WHAT YOU NEED TO DO => Repeat each entry as written, dropping any picture you find.

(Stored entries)

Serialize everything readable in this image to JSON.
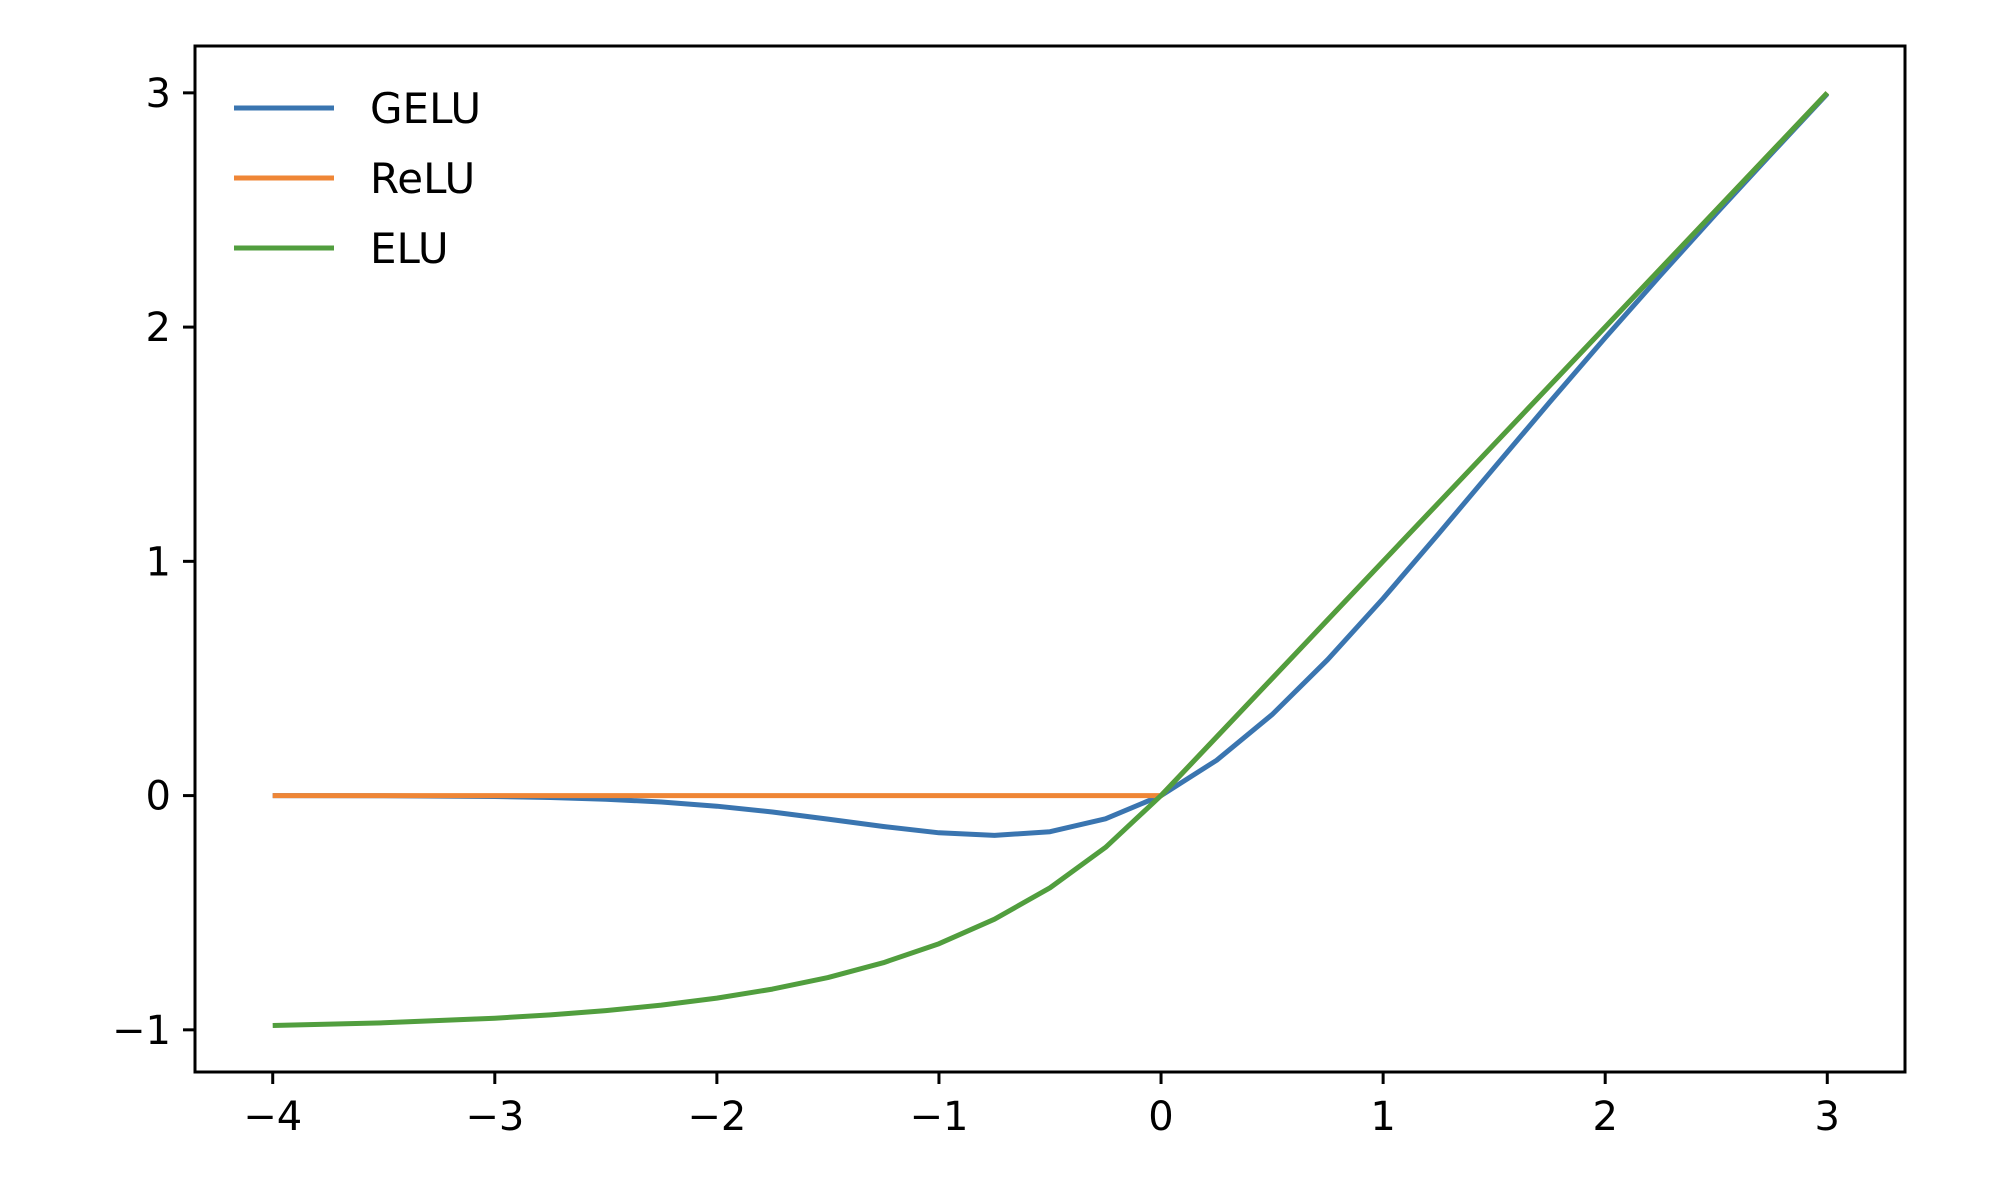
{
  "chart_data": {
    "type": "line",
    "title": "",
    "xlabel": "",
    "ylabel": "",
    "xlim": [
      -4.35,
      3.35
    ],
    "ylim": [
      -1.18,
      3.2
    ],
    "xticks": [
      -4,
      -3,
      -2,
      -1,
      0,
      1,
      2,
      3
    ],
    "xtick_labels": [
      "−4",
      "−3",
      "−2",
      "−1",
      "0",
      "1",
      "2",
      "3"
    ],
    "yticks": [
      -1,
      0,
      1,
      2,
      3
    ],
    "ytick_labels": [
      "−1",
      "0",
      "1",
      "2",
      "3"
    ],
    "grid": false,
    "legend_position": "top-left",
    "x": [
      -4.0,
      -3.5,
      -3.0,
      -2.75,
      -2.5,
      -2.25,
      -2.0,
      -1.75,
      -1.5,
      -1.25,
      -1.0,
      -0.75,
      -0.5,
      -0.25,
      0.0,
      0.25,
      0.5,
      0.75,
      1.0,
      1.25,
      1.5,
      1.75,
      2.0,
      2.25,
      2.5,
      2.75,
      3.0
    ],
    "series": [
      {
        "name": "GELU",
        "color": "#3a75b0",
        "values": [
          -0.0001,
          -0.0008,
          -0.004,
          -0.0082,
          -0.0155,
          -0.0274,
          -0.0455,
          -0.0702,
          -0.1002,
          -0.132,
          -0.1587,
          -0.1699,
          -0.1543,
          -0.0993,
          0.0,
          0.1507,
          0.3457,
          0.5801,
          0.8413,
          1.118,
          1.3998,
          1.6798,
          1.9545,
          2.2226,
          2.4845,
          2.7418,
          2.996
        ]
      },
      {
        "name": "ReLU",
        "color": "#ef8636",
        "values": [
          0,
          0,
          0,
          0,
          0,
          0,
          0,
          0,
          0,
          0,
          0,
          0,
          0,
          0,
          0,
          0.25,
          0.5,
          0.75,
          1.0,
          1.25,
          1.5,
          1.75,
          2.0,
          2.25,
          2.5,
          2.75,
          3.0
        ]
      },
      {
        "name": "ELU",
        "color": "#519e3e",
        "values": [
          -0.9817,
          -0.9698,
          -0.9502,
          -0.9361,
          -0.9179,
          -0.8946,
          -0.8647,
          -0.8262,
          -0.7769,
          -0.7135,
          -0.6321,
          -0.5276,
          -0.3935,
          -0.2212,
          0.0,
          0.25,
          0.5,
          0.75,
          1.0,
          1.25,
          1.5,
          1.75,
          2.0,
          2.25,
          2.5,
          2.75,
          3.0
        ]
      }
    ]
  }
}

FINISHED TASK =>
Serialize everything readable in this image to JSON.
{
  "chart_data": {
    "type": "line",
    "title": "",
    "xlabel": "",
    "ylabel": "",
    "xlim": [
      -4.35,
      3.35
    ],
    "ylim": [
      -1.18,
      3.2
    ],
    "xticks": [
      -4,
      -3,
      -2,
      -1,
      0,
      1,
      2,
      3
    ],
    "xtick_labels": [
      "−4",
      "−3",
      "−2",
      "−1",
      "0",
      "1",
      "2",
      "3"
    ],
    "yticks": [
      -1,
      0,
      1,
      2,
      3
    ],
    "ytick_labels": [
      "−1",
      "0",
      "1",
      "2",
      "3"
    ],
    "grid": false,
    "legend_position": "top-left",
    "x": [
      -4.0,
      -3.5,
      -3.0,
      -2.75,
      -2.5,
      -2.25,
      -2.0,
      -1.75,
      -1.5,
      -1.25,
      -1.0,
      -0.75,
      -0.5,
      -0.25,
      0.0,
      0.25,
      0.5,
      0.75,
      1.0,
      1.25,
      1.5,
      1.75,
      2.0,
      2.25,
      2.5,
      2.75,
      3.0
    ],
    "series": [
      {
        "name": "GELU",
        "color": "#3a75b0",
        "values": [
          -0.0001,
          -0.0008,
          -0.004,
          -0.0082,
          -0.0155,
          -0.0274,
          -0.0455,
          -0.0702,
          -0.1002,
          -0.132,
          -0.1587,
          -0.1699,
          -0.1543,
          -0.0993,
          0.0,
          0.1507,
          0.3457,
          0.5801,
          0.8413,
          1.118,
          1.3998,
          1.6798,
          1.9545,
          2.2226,
          2.4845,
          2.7418,
          2.996
        ]
      },
      {
        "name": "ReLU",
        "color": "#ef8636",
        "values": [
          0,
          0,
          0,
          0,
          0,
          0,
          0,
          0,
          0,
          0,
          0,
          0,
          0,
          0,
          0,
          0.25,
          0.5,
          0.75,
          1.0,
          1.25,
          1.5,
          1.75,
          2.0,
          2.25,
          2.5,
          2.75,
          3.0
        ]
      },
      {
        "name": "ELU",
        "color": "#519e3e",
        "values": [
          -0.9817,
          -0.9698,
          -0.9502,
          -0.9361,
          -0.9179,
          -0.8946,
          -0.8647,
          -0.8262,
          -0.7769,
          -0.7135,
          -0.6321,
          -0.5276,
          -0.3935,
          -0.2212,
          0.0,
          0.25,
          0.5,
          0.75,
          1.0,
          1.25,
          1.5,
          1.75,
          2.0,
          2.25,
          2.5,
          2.75,
          3.0
        ]
      }
    ]
  }
}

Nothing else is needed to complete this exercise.